• Exercise objective: Make an exact copy of the lines, leaving the pictures out.

## start Data shown

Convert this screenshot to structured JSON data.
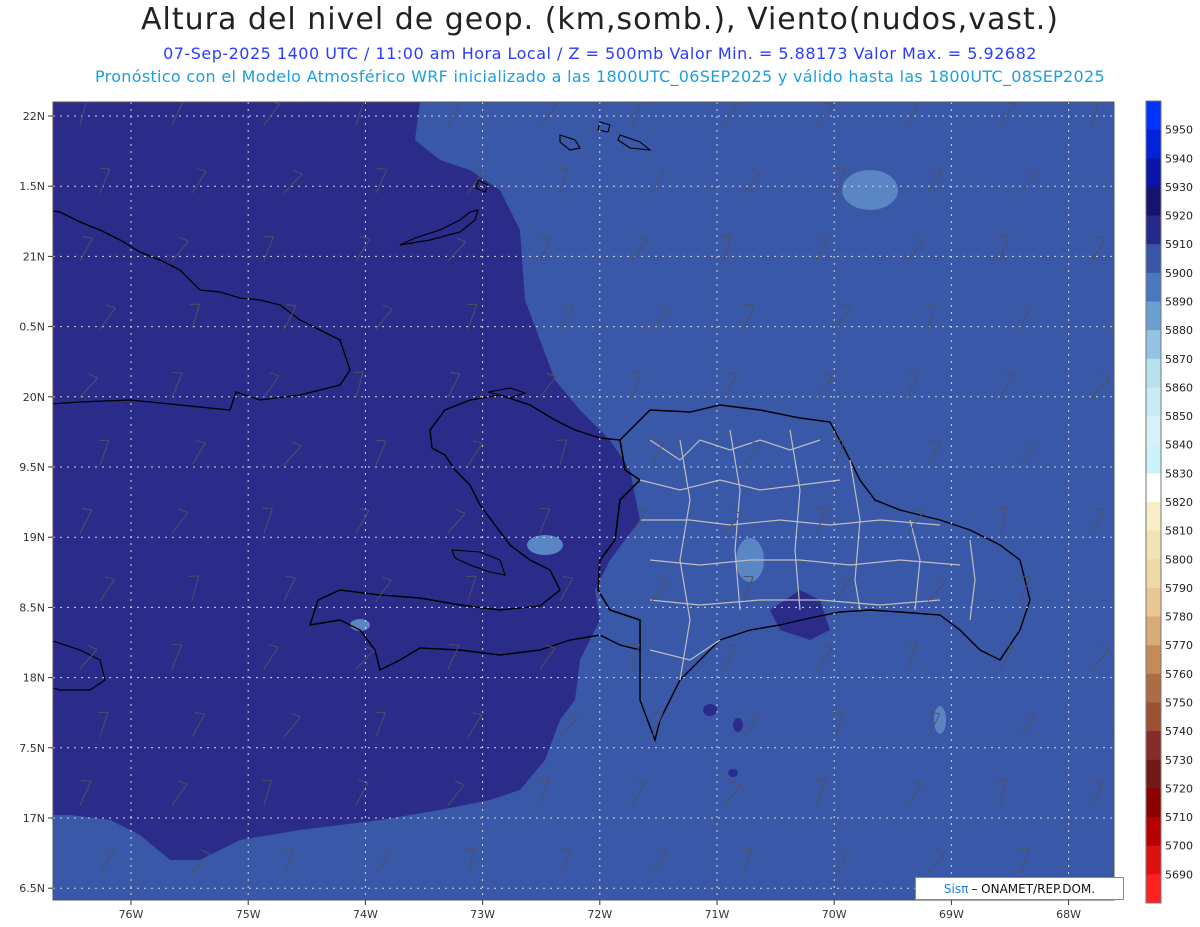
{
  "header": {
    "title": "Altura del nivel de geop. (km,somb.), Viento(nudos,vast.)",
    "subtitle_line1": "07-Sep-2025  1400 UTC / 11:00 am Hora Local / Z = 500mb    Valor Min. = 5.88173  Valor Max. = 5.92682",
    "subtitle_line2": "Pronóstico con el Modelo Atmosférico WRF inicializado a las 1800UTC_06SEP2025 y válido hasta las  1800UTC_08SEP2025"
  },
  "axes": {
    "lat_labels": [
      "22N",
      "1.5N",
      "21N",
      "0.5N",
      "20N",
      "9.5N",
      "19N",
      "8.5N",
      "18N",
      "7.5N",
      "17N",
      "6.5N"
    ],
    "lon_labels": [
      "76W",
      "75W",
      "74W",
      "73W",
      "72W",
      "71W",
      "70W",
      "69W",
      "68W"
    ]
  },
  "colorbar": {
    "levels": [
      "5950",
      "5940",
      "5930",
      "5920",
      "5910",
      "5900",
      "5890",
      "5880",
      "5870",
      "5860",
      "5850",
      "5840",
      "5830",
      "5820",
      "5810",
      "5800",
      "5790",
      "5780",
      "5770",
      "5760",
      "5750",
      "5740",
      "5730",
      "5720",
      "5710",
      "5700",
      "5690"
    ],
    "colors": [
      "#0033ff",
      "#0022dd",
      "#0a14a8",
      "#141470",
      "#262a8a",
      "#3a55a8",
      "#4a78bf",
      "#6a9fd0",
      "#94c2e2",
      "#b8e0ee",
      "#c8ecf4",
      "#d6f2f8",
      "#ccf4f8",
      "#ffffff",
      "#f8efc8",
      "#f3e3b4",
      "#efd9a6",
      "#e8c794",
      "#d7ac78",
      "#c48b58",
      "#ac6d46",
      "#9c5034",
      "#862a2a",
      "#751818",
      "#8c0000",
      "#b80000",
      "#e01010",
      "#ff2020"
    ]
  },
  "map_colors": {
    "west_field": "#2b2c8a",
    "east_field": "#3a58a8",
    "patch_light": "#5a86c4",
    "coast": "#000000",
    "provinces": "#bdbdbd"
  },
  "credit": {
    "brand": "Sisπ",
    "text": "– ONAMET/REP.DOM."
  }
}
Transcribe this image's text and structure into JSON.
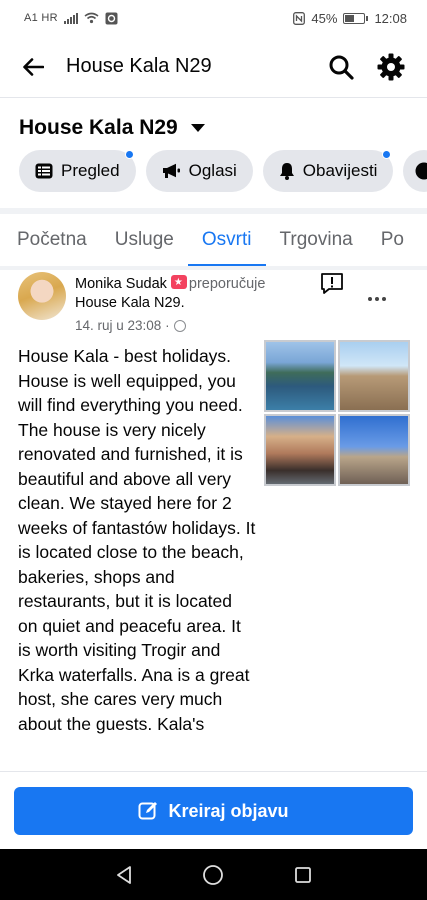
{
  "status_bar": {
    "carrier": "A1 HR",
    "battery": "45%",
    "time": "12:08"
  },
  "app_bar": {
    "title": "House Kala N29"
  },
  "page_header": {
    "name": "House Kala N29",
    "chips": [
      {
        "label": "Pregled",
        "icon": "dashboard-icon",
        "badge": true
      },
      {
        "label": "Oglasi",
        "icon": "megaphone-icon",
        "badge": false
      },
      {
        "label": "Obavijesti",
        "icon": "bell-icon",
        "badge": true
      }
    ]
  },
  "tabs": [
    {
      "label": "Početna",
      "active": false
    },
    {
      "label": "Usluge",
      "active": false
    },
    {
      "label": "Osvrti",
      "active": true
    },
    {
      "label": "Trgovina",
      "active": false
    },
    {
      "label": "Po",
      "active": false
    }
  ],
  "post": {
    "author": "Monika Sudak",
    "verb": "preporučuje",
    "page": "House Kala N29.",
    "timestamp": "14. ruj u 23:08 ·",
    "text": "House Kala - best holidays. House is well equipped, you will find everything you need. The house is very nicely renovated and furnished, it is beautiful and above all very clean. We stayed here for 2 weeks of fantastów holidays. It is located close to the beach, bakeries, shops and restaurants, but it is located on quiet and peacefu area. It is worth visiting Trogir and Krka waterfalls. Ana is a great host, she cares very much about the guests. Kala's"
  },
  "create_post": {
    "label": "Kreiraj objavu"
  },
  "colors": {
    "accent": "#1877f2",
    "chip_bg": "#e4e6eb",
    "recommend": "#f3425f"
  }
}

## end Data shown

• Full answer:
Convert this screenshot to structured JSON data.
{
  "header": {
    "title": "Altura del nivel de geop. (km,somb.), Viento(nudos,vast.)",
    "subtitle_line1": "07-Sep-2025  1400 UTC / 11:00 am Hora Local / Z = 500mb    Valor Min. = 5.88173  Valor Max. = 5.92682",
    "subtitle_line2": "Pronóstico con el Modelo Atmosférico WRF inicializado a las 1800UTC_06SEP2025 y válido hasta las  1800UTC_08SEP2025"
  },
  "axes": {
    "lat_labels": [
      "22N",
      "1.5N",
      "21N",
      "0.5N",
      "20N",
      "9.5N",
      "19N",
      "8.5N",
      "18N",
      "7.5N",
      "17N",
      "6.5N"
    ],
    "lon_labels": [
      "76W",
      "75W",
      "74W",
      "73W",
      "72W",
      "71W",
      "70W",
      "69W",
      "68W"
    ]
  },
  "colorbar": {
    "levels": [
      "5950",
      "5940",
      "5930",
      "5920",
      "5910",
      "5900",
      "5890",
      "5880",
      "5870",
      "5860",
      "5850",
      "5840",
      "5830",
      "5820",
      "5810",
      "5800",
      "5790",
      "5780",
      "5770",
      "5760",
      "5750",
      "5740",
      "5730",
      "5720",
      "5710",
      "5700",
      "5690"
    ],
    "colors": [
      "#0033ff",
      "#0022dd",
      "#0a14a8",
      "#141470",
      "#262a8a",
      "#3a55a8",
      "#4a78bf",
      "#6a9fd0",
      "#94c2e2",
      "#b8e0ee",
      "#c8ecf4",
      "#d6f2f8",
      "#ccf4f8",
      "#ffffff",
      "#f8efc8",
      "#f3e3b4",
      "#efd9a6",
      "#e8c794",
      "#d7ac78",
      "#c48b58",
      "#ac6d46",
      "#9c5034",
      "#862a2a",
      "#751818",
      "#8c0000",
      "#b80000",
      "#e01010",
      "#ff2020"
    ]
  },
  "map_colors": {
    "west_field": "#2b2c8a",
    "east_field": "#3a58a8",
    "patch_light": "#5a86c4",
    "coast": "#000000",
    "provinces": "#bdbdbd"
  },
  "credit": {
    "brand": "Sisπ",
    "text": "– ONAMET/REP.DOM."
  }
}
Transcribe this image's text and structure into JSON.
{
  "status_bar": {
    "carrier": "A1 HR",
    "battery": "45%",
    "time": "12:08"
  },
  "app_bar": {
    "title": "House Kala N29"
  },
  "page_header": {
    "name": "House Kala N29",
    "chips": [
      {
        "label": "Pregled",
        "icon": "dashboard-icon",
        "badge": true
      },
      {
        "label": "Oglasi",
        "icon": "megaphone-icon",
        "badge": false
      },
      {
        "label": "Obavijesti",
        "icon": "bell-icon",
        "badge": true
      }
    ]
  },
  "tabs": [
    {
      "label": "Početna",
      "active": false
    },
    {
      "label": "Usluge",
      "active": false
    },
    {
      "label": "Osvrti",
      "active": true
    },
    {
      "label": "Trgovina",
      "active": false
    },
    {
      "label": "Po",
      "active": false
    }
  ],
  "post": {
    "author": "Monika Sudak",
    "verb": "preporučuje",
    "page": "House Kala N29.",
    "timestamp": "14. ruj u 23:08 ·",
    "text": "House Kala - best holidays. House is well equipped, you will find everything you need. The house is very nicely renovated and furnished, it is beautiful and above all very clean. We stayed here for 2 weeks of fantastów holidays. It is located close to the beach, bakeries, shops and restaurants, but it is located on quiet and peacefu area. It is worth visiting Trogir and Krka waterfalls. Ana is a great host, she cares very much about the guests. Kala's"
  },
  "create_post": {
    "label": "Kreiraj objavu"
  },
  "colors": {
    "accent": "#1877f2",
    "chip_bg": "#e4e6eb",
    "recommend": "#f3425f"
  }
}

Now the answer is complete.